_Problem statement_
Omit every picture and write out the rest of the records exactly.

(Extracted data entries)
####################

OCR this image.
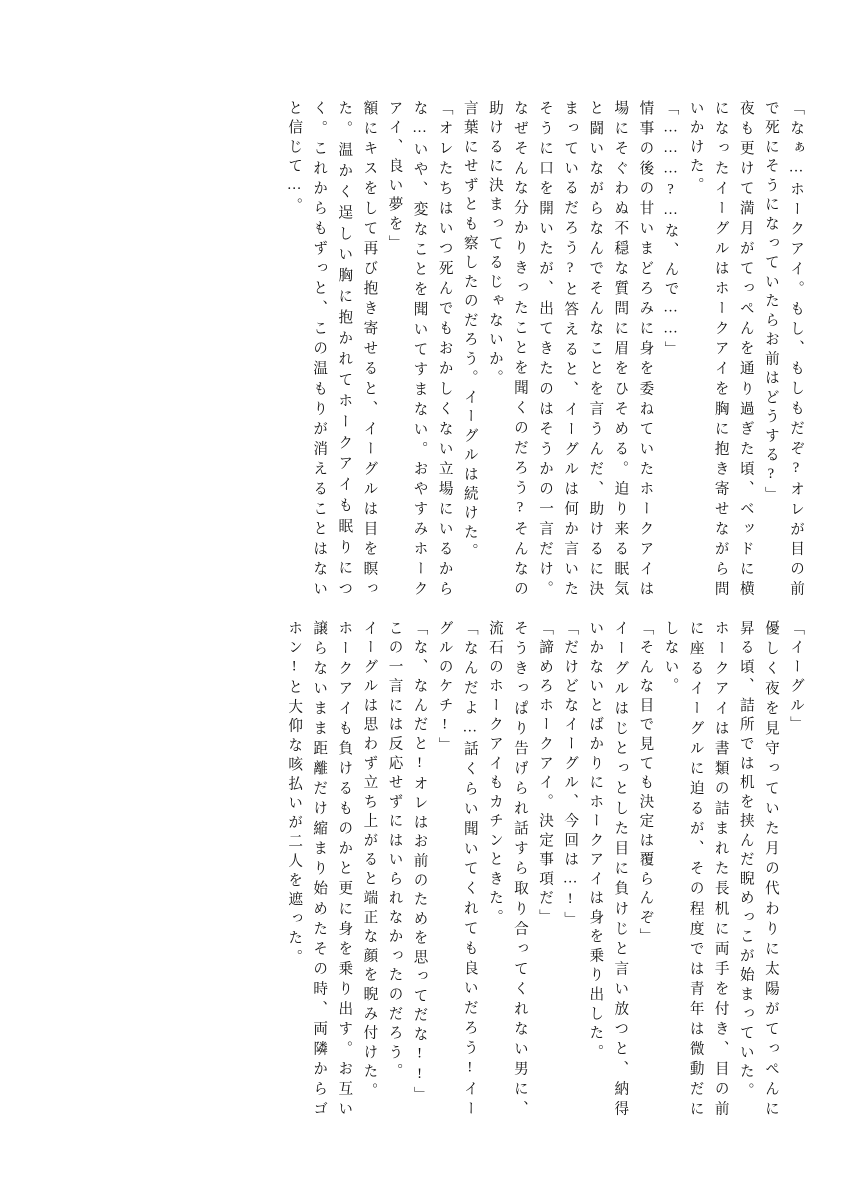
「なぁ…ホークアイ。もし、もしもだぞ?オレが目の前で死にそうになっていたらお前はどうする?」

夜も更けて満月がてっぺんを通り過ぎた頃、ベッドに横になったイーグルはホークアイを胸に抱き寄せながら問いかけた。

「………?…な、んで……」

情事の後の甘いまどろみに身を委ねていたホークアイは場にそぐわぬ不穏な質問に眉をひそめる。迫り来る眠気と闘いながらなんでそんなことを言うんだ、助けるに決まっているだろう?と答えると、イーグルは何か言いたそうに口を開いたが、出てきたのはそうかの一言だけ。なぜそんな分かりきったことを聞くのだろう?そんなの助けるに決まってるじゃないか。

言葉にせずとも察したのだろう。イーグルは続けた。

「オレたちはいつ死んでもおかしくない立場にいるからな…いや、変なことを聞いてすまない。おやすみホークアイ、良い夢を」

額にキスをして再び抱き寄せると、イーグルは目を瞑った。温かく逞しい胸に抱かれてホークアイも眠りにつく。これからもずっと、この温もりが消えることはないと信じて…。

「イーグル」

優しく夜を見守っていた月の代わりに太陽がてっぺんに昇る頃、詰所では机を挟んだ睨めっこが始まっていた。

ホークアイは書類の詰まれた長机に両手を付き、目の前に座るイーグルに迫るが、その程度では青年は微動だにしない。

「そんな目で見ても決定は覆らんぞ」

イーグルはじとっとした目に負けじと言い放つと、納得いかないとばかりにホークアイは身を乗り出した。

「だけどなイーグル、今回は…!」

「諦めろホークアイ。決定事項だ」

そうきっぱり告げられ話すら取り合ってくれない男に、流石のホークアイもカチンときた。

「なんだよ…話くらい聞いてくれても良いだろう!イーグルのケチ!」

「な、なんだと!オレはお前のためを思ってだな!!」

この一言には反応せずにはいられなかったのだろう。

イーグルは思わず立ち上がると端正な顔を睨み付けた。

ホークアイも負けるものかと更に身を乗り出す。お互い譲らないまま距離だけ縮まり始めたその時、両隣からゴホン!と大仰な咳払いが二人を遮った。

####################

_Final result_
OCR this image.
「なぁ…ホークアイ。もし、もしもだぞ?オレが目の前で死にそうになっていたらお前はどうする?」

夜も更けて満月がてっぺんを通り過ぎた頃、ベッドに横になったイーグルはホークアイを胸に抱き寄せながら問いかけた。

「………?…な、んで……」

情事の後の甘いまどろみに身を委ねていたホークアイは場にそぐわぬ不穏な質問に眉をひそめる。迫り来る眠気と闘いながらなんでそんなことを言うんだ、助けるに決まっているだろう?と答えると、イーグルは何か言いたそうに口を開いたが、出てきたのはそうかの一言だけ。なぜそんな分かりきったことを聞くのだろう?そんなの助けるに決まってるじゃないか。

言葉にせずとも察したのだろう。イーグルは続けた。

「オレたちはいつ死んでもおかしくない立場にいるからな…いや、変なことを聞いてすまない。おやすみホークアイ、良い夢を」

額にキスをして再び抱き寄せると、イーグルは目を瞑った。温かく逞しい胸に抱かれてホークアイも眠りにつく。これからもずっと、この温もりが消えることはないと信じて…。

「イーグル」

優しく夜を見守っていた月の代わりに太陽がてっぺんに昇る頃、詰所では机を挟んだ睨めっこが始まっていた。

ホークアイは書類の詰まれた長机に両手を付き、目の前に座るイーグルに迫るが、その程度では青年は微動だにしない。

「そんな目で見ても決定は覆らんぞ」

イーグルはじとっとした目に負けじと言い放つと、納得いかないとばかりにホークアイは身を乗り出した。

「だけどなイーグル、今回は…!」

「諦めろホークアイ。決定事項だ」

そうきっぱり告げられ話すら取り合ってくれない男に、流石のホークアイもカチンときた。

「なんだよ…話くらい聞いてくれても良いだろう!イーグルのケチ!」

「な、なんだと!オレはお前のためを思ってだな!!」

この一言には反応せずにはいられなかったのだろう。

イーグルは思わず立ち上がると端正な顔を睨み付けた。

ホークアイも負けるものかと更に身を乗り出す。お互い譲らないまま距離だけ縮まり始めたその時、両隣からゴホン!と大仰な咳払いが二人を遮った。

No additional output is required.